+++ Material supplied +++
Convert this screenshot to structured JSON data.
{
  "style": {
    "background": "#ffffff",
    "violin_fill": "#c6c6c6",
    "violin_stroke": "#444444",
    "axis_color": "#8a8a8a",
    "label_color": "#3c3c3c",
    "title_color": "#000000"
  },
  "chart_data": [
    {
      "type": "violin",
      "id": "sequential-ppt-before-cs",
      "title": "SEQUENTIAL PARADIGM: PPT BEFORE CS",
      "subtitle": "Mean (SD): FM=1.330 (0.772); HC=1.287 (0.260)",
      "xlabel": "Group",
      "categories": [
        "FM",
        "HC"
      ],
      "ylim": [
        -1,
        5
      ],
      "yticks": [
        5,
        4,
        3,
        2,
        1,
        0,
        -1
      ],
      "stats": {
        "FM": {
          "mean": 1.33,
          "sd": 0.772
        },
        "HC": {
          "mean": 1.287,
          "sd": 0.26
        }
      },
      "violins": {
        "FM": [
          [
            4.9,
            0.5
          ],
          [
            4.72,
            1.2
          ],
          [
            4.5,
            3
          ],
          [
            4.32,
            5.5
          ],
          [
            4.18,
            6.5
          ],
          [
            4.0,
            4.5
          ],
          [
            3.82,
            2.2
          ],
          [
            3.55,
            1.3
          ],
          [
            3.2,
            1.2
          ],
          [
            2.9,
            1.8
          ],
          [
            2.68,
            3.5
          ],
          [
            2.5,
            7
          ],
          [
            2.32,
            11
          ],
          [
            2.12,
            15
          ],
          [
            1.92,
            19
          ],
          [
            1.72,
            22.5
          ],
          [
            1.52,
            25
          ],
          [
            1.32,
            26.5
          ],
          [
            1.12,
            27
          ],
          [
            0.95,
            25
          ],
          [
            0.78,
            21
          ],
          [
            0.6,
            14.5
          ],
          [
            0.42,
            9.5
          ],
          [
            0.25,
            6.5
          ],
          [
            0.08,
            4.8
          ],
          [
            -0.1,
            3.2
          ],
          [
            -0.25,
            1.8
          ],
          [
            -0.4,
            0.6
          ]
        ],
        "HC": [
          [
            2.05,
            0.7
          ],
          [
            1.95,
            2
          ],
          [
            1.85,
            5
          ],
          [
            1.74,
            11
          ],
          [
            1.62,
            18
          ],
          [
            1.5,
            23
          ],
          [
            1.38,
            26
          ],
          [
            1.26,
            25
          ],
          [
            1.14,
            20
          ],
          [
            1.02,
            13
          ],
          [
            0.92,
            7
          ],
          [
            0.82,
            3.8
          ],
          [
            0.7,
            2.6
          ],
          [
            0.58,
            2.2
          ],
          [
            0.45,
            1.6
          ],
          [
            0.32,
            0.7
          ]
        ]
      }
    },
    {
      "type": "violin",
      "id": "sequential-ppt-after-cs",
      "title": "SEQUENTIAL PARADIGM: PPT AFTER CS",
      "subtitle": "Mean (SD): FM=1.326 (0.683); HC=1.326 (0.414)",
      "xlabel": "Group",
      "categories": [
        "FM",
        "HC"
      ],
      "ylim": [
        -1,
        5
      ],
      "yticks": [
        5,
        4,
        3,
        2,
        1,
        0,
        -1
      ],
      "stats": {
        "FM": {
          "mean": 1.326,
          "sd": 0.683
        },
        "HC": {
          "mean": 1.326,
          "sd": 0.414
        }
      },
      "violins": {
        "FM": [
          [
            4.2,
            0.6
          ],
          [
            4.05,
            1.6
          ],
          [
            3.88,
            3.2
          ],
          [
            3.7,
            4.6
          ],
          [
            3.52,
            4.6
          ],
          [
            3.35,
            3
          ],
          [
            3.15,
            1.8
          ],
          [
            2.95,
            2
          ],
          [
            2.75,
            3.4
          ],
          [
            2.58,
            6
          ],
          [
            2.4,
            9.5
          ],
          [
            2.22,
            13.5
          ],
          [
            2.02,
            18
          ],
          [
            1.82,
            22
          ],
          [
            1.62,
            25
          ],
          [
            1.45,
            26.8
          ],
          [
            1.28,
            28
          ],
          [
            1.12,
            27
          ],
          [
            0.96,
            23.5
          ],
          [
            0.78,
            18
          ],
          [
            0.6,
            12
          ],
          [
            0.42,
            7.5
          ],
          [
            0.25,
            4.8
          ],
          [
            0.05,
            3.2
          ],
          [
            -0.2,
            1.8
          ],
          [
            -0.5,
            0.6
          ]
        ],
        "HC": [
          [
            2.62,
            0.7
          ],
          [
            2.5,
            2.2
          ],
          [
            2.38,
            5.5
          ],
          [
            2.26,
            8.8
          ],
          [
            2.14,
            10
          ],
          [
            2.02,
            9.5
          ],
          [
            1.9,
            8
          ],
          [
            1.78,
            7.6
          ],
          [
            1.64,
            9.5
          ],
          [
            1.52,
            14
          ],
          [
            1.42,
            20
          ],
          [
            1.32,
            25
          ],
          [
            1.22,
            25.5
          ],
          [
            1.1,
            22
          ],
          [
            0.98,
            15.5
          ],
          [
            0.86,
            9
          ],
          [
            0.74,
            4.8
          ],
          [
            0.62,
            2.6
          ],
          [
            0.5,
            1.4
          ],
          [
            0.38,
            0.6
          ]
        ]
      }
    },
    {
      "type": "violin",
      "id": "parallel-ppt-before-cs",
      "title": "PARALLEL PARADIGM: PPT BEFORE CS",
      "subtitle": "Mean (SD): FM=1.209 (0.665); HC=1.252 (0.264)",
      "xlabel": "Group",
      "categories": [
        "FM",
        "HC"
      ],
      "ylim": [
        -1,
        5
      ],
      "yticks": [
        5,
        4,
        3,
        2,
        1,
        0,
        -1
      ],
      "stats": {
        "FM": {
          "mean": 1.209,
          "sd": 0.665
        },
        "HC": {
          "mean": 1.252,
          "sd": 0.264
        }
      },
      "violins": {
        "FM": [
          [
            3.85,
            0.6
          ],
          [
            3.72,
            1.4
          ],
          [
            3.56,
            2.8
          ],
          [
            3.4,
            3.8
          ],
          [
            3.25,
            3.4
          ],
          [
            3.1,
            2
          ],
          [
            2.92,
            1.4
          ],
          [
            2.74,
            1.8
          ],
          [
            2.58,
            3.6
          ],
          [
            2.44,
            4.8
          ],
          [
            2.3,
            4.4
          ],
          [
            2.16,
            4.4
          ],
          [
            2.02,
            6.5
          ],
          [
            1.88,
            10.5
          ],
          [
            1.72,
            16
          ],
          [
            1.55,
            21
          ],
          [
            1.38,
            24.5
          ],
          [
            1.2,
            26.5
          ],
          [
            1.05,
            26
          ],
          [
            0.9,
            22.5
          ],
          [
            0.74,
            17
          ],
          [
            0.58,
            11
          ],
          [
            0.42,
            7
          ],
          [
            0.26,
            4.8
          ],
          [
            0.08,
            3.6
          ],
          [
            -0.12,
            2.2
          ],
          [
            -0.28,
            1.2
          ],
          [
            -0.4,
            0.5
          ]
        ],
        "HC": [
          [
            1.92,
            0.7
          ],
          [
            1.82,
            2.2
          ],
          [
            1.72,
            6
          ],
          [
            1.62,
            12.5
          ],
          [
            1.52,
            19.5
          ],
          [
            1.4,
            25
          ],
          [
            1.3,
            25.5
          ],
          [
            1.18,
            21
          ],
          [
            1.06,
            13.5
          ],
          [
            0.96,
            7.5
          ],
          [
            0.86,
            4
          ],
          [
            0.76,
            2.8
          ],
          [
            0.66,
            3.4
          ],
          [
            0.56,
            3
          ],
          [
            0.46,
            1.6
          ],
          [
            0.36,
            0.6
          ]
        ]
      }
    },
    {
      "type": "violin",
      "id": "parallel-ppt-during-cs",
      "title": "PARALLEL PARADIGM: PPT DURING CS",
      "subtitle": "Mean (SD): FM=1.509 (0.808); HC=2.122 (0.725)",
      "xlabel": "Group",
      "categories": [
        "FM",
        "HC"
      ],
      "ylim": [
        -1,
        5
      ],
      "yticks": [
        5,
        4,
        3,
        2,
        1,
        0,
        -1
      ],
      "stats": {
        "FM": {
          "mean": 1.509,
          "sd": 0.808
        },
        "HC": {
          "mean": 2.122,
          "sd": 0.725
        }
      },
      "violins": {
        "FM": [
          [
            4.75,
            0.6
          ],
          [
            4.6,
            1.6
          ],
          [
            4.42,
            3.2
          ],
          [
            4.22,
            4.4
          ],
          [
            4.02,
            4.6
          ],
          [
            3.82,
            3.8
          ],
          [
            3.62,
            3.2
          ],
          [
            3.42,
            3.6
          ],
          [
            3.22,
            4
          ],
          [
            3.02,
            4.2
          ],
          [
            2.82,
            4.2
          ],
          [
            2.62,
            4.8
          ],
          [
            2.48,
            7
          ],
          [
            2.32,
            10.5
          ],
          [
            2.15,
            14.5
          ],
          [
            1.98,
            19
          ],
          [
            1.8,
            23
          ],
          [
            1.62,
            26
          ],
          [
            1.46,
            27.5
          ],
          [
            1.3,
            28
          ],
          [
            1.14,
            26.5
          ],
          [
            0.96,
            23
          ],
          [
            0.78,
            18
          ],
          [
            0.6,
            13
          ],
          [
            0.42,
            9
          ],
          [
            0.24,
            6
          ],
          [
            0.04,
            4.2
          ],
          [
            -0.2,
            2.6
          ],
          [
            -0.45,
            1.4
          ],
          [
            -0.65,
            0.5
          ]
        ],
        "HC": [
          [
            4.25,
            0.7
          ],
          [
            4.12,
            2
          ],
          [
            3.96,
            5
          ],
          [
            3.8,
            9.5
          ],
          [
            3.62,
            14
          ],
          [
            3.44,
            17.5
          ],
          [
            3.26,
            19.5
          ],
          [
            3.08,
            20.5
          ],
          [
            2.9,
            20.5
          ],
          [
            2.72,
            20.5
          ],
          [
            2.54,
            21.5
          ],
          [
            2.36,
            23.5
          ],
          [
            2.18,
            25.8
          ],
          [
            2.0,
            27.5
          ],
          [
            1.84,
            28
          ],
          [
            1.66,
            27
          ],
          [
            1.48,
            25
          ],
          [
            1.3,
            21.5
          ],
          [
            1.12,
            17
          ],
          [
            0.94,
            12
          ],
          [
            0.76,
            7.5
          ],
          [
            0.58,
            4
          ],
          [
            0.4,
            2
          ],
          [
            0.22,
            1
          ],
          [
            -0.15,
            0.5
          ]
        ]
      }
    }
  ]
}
+++
+++ Material supplied +++
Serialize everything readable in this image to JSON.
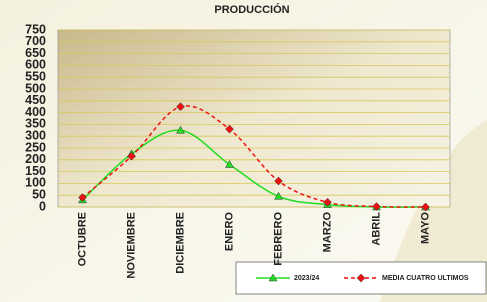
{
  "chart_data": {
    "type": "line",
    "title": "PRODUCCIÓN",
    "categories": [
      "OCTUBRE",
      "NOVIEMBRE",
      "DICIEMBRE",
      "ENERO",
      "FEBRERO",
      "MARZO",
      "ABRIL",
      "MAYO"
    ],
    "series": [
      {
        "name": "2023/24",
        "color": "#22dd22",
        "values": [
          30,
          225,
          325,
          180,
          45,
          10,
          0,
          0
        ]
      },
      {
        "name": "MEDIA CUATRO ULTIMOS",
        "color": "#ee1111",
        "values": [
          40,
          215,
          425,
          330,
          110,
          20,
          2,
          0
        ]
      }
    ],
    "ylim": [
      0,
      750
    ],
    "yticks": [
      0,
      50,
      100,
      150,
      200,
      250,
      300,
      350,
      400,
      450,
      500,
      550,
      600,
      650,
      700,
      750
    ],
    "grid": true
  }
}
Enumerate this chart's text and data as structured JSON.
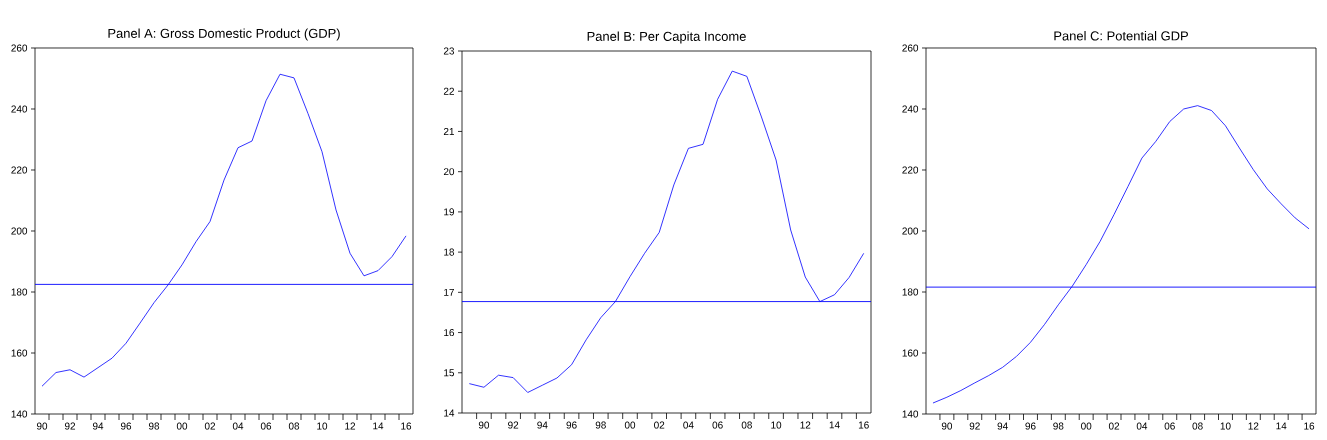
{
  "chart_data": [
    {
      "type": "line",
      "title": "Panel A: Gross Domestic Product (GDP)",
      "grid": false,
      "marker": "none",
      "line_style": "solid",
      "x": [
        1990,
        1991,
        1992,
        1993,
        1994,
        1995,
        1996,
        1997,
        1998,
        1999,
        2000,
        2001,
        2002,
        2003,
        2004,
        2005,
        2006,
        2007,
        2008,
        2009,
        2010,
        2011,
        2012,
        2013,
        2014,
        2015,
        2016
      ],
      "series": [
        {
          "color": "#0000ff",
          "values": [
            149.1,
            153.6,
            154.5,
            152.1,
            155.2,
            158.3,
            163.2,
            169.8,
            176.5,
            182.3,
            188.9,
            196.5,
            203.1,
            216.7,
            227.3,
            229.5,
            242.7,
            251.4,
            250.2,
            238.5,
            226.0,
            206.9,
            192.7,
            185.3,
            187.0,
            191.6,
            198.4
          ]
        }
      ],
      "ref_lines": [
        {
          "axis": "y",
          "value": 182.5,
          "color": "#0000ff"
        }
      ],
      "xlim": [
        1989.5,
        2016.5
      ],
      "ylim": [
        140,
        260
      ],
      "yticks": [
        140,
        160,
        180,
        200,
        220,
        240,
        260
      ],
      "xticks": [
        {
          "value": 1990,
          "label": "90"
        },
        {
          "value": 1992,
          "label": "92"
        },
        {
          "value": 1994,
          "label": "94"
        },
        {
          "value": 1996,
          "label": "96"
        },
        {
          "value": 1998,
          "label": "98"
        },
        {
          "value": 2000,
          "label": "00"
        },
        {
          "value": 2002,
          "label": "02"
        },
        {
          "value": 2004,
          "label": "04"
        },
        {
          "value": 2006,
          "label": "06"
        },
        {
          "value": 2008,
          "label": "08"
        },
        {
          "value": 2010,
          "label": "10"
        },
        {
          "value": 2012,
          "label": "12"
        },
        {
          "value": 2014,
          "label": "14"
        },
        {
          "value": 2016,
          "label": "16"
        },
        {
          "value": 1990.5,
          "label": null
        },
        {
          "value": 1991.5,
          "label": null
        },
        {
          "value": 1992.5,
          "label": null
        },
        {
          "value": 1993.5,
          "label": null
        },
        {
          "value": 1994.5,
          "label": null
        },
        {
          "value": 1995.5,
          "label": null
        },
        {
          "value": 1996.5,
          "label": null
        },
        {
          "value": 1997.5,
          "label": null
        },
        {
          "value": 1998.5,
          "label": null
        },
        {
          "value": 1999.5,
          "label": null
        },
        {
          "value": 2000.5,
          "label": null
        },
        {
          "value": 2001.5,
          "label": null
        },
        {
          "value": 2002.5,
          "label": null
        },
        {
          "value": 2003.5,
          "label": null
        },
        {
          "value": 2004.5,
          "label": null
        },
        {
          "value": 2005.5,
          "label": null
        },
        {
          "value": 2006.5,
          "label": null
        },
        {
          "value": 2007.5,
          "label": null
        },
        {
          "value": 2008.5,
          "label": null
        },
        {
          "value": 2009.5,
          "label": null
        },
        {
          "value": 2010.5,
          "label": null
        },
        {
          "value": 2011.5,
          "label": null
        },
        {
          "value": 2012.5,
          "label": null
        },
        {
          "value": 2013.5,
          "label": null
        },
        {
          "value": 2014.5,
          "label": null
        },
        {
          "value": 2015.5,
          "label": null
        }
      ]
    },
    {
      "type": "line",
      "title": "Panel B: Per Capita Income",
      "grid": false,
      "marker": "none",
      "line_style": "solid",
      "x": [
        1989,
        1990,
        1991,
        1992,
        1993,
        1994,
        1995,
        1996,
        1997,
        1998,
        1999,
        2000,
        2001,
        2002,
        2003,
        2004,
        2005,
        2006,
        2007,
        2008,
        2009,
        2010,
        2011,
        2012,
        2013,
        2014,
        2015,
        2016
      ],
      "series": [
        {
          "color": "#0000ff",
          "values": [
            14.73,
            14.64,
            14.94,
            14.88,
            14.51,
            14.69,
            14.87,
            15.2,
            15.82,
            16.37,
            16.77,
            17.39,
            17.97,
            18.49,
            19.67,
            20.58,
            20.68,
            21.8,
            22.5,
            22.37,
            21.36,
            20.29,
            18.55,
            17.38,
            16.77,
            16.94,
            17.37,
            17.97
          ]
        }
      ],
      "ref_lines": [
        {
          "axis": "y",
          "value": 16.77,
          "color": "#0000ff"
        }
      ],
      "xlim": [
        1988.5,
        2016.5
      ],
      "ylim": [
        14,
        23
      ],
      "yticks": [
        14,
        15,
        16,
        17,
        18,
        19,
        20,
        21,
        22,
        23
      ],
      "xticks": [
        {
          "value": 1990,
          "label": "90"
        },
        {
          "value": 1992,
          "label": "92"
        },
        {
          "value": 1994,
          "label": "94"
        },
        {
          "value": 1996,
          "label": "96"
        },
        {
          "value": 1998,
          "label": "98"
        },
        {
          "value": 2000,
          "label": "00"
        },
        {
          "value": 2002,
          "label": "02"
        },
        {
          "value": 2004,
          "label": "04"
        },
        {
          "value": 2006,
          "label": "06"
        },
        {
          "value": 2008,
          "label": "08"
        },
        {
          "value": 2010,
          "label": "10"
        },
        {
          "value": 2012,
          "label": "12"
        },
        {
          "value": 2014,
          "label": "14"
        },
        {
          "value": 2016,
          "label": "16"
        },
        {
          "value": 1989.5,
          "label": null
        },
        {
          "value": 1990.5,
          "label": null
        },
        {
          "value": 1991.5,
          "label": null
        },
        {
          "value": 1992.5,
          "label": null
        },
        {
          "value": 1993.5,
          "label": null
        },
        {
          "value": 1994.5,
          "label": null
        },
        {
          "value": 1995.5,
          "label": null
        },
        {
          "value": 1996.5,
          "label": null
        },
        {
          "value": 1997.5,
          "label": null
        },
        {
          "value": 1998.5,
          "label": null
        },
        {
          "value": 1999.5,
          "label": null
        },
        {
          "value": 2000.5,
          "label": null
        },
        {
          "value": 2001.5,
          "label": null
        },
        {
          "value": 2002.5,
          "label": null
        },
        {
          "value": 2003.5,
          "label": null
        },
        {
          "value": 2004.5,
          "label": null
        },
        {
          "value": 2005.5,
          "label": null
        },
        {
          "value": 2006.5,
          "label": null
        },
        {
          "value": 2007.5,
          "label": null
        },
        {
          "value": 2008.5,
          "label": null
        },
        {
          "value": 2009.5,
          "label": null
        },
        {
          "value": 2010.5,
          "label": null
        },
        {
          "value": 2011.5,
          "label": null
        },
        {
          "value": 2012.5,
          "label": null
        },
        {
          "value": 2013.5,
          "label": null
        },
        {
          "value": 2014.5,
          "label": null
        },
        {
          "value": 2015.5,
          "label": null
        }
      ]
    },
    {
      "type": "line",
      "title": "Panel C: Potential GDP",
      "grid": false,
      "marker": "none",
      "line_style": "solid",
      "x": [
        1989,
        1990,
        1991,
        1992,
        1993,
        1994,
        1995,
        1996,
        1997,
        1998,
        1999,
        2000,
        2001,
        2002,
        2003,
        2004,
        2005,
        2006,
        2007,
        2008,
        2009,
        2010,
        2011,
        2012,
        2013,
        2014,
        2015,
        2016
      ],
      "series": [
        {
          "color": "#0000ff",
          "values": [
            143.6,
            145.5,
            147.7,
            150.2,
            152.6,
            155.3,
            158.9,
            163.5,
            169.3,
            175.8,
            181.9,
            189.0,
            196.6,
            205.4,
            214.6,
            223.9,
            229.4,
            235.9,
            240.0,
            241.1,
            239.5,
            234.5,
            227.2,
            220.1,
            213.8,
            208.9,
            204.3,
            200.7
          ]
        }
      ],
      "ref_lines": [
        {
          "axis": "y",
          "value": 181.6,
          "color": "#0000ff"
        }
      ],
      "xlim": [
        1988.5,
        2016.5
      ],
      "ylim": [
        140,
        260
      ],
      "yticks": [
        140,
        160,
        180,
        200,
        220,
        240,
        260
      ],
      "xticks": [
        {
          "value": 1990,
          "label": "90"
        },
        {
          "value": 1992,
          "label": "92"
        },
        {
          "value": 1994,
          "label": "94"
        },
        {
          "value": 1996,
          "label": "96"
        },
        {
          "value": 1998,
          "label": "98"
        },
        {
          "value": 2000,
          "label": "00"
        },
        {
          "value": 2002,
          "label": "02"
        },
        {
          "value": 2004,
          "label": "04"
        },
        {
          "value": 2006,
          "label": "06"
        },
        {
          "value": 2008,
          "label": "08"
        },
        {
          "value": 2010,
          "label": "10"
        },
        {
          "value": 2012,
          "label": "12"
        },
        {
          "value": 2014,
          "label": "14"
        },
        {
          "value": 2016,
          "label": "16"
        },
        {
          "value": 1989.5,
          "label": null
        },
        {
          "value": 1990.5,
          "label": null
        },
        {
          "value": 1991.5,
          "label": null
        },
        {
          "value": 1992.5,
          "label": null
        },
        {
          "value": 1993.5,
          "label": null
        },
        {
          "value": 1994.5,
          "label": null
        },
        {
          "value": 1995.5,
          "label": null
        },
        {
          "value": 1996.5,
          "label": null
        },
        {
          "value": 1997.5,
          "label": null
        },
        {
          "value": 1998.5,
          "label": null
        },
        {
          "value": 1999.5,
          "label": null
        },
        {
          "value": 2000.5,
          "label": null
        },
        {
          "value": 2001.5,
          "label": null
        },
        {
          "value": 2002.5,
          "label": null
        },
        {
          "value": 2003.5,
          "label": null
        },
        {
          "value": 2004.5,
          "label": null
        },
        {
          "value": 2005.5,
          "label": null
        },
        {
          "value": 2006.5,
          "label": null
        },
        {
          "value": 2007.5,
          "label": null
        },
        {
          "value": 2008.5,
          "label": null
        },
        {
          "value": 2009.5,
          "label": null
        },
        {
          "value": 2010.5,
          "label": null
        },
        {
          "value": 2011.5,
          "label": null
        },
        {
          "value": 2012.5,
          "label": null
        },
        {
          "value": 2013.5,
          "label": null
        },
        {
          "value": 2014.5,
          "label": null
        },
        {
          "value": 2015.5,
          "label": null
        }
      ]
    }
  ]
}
+++
■ **Given request**
Search the data for "subtitle". Copy every matching line.

■ **Solution to this task**
      "subtitle": "Mean (SD): FM=1.330 (0.772); HC=1.287 (0.260)",
      "subtitle": "Mean (SD): FM=1.326 (0.683); HC=1.326 (0.414)",
      "subtitle": "Mean (SD): FM=1.209 (0.665); HC=1.252 (0.264)",
      "subtitle": "Mean (SD): FM=1.509 (0.808); HC=2.122 (0.725)",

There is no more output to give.